[Given request]
The entries below are to be repeated exactly as they stand.

[Stored entries]
--------------------------------------------------

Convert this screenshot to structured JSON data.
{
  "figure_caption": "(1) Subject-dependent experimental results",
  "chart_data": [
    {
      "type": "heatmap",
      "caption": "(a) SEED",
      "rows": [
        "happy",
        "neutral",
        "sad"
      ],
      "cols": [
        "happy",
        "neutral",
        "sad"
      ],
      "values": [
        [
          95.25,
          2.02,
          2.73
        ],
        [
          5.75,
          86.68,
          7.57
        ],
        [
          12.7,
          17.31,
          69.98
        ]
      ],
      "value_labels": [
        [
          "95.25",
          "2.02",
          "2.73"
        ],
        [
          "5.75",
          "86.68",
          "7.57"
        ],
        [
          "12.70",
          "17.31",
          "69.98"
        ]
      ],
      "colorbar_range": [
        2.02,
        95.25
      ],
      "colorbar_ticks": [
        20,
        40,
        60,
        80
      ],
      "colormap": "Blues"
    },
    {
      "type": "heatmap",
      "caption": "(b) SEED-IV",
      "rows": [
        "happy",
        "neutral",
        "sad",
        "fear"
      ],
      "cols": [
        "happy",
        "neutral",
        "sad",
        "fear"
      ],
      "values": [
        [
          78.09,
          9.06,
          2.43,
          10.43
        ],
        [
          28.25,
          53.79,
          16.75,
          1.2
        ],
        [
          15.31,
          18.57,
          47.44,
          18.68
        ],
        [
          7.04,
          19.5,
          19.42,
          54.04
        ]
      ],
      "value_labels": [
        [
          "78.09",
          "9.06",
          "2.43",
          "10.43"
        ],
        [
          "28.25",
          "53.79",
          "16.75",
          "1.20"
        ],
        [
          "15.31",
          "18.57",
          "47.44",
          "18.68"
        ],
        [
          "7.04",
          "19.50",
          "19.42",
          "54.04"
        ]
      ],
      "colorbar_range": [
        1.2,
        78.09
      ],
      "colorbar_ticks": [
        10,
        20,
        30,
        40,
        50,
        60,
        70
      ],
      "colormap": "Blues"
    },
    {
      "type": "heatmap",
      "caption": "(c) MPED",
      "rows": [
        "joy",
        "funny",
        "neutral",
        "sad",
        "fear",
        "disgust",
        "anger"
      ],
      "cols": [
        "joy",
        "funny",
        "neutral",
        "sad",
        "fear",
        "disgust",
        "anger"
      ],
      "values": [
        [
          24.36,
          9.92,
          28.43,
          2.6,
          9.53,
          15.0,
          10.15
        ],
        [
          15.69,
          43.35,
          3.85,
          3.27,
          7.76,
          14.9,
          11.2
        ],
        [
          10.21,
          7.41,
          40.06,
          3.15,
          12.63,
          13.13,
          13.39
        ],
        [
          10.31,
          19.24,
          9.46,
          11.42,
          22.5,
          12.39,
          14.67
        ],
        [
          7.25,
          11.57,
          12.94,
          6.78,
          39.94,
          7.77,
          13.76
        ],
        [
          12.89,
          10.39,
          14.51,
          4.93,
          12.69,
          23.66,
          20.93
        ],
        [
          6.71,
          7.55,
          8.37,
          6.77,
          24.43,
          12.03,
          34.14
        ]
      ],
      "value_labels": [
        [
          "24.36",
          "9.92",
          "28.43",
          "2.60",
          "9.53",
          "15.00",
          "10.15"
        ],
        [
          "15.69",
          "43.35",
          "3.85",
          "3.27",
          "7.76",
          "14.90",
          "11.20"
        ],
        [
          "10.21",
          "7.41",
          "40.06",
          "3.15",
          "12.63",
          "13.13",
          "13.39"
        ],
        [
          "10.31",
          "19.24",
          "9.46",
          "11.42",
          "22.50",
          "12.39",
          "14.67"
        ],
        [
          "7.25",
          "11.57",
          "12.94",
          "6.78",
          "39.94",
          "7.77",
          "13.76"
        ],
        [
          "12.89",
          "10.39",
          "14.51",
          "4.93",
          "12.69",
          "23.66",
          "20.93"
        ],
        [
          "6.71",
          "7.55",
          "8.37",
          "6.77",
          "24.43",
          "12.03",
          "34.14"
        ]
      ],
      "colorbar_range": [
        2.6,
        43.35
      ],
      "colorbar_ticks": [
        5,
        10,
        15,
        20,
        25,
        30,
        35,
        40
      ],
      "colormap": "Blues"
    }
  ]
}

--------------------------------------------------

[Answer to the problem]
Convert this screenshot to structured JSON data.
{
  "figure_caption": "(1) Subject-dependent experimental results",
  "chart_data": [
    {
      "type": "heatmap",
      "caption": "(a) SEED",
      "rows": [
        "happy",
        "neutral",
        "sad"
      ],
      "cols": [
        "happy",
        "neutral",
        "sad"
      ],
      "values": [
        [
          95.25,
          2.02,
          2.73
        ],
        [
          5.75,
          86.68,
          7.57
        ],
        [
          12.7,
          17.31,
          69.98
        ]
      ],
      "value_labels": [
        [
          "95.25",
          "2.02",
          "2.73"
        ],
        [
          "5.75",
          "86.68",
          "7.57"
        ],
        [
          "12.70",
          "17.31",
          "69.98"
        ]
      ],
      "colorbar_range": [
        2.02,
        95.25
      ],
      "colorbar_ticks": [
        20,
        40,
        60,
        80
      ],
      "colormap": "Blues"
    },
    {
      "type": "heatmap",
      "caption": "(b) SEED-IV",
      "rows": [
        "happy",
        "neutral",
        "sad",
        "fear"
      ],
      "cols": [
        "happy",
        "neutral",
        "sad",
        "fear"
      ],
      "values": [
        [
          78.09,
          9.06,
          2.43,
          10.43
        ],
        [
          28.25,
          53.79,
          16.75,
          1.2
        ],
        [
          15.31,
          18.57,
          47.44,
          18.68
        ],
        [
          7.04,
          19.5,
          19.42,
          54.04
        ]
      ],
      "value_labels": [
        [
          "78.09",
          "9.06",
          "2.43",
          "10.43"
        ],
        [
          "28.25",
          "53.79",
          "16.75",
          "1.20"
        ],
        [
          "15.31",
          "18.57",
          "47.44",
          "18.68"
        ],
        [
          "7.04",
          "19.50",
          "19.42",
          "54.04"
        ]
      ],
      "colorbar_range": [
        1.2,
        78.09
      ],
      "colorbar_ticks": [
        10,
        20,
        30,
        40,
        50,
        60,
        70
      ],
      "colormap": "Blues"
    },
    {
      "type": "heatmap",
      "caption": "(c) MPED",
      "rows": [
        "joy",
        "funny",
        "neutral",
        "sad",
        "fear",
        "disgust",
        "anger"
      ],
      "cols": [
        "joy",
        "funny",
        "neutral",
        "sad",
        "fear",
        "disgust",
        "anger"
      ],
      "values": [
        [
          24.36,
          9.92,
          28.43,
          2.6,
          9.53,
          15.0,
          10.15
        ],
        [
          15.69,
          43.35,
          3.85,
          3.27,
          7.76,
          14.9,
          11.2
        ],
        [
          10.21,
          7.41,
          40.06,
          3.15,
          12.63,
          13.13,
          13.39
        ],
        [
          10.31,
          19.24,
          9.46,
          11.42,
          22.5,
          12.39,
          14.67
        ],
        [
          7.25,
          11.57,
          12.94,
          6.78,
          39.94,
          7.77,
          13.76
        ],
        [
          12.89,
          10.39,
          14.51,
          4.93,
          12.69,
          23.66,
          20.93
        ],
        [
          6.71,
          7.55,
          8.37,
          6.77,
          24.43,
          12.03,
          34.14
        ]
      ],
      "value_labels": [
        [
          "24.36",
          "9.92",
          "28.43",
          "2.60",
          "9.53",
          "15.00",
          "10.15"
        ],
        [
          "15.69",
          "43.35",
          "3.85",
          "3.27",
          "7.76",
          "14.90",
          "11.20"
        ],
        [
          "10.21",
          "7.41",
          "40.06",
          "3.15",
          "12.63",
          "13.13",
          "13.39"
        ],
        [
          "10.31",
          "19.24",
          "9.46",
          "11.42",
          "22.50",
          "12.39",
          "14.67"
        ],
        [
          "7.25",
          "11.57",
          "12.94",
          "6.78",
          "39.94",
          "7.77",
          "13.76"
        ],
        [
          "12.89",
          "10.39",
          "14.51",
          "4.93",
          "12.69",
          "23.66",
          "20.93"
        ],
        [
          "6.71",
          "7.55",
          "8.37",
          "6.77",
          "24.43",
          "12.03",
          "34.14"
        ]
      ],
      "colorbar_range": [
        2.6,
        43.35
      ],
      "colorbar_ticks": [
        5,
        10,
        15,
        20,
        25,
        30,
        35,
        40
      ],
      "colormap": "Blues"
    }
  ]
}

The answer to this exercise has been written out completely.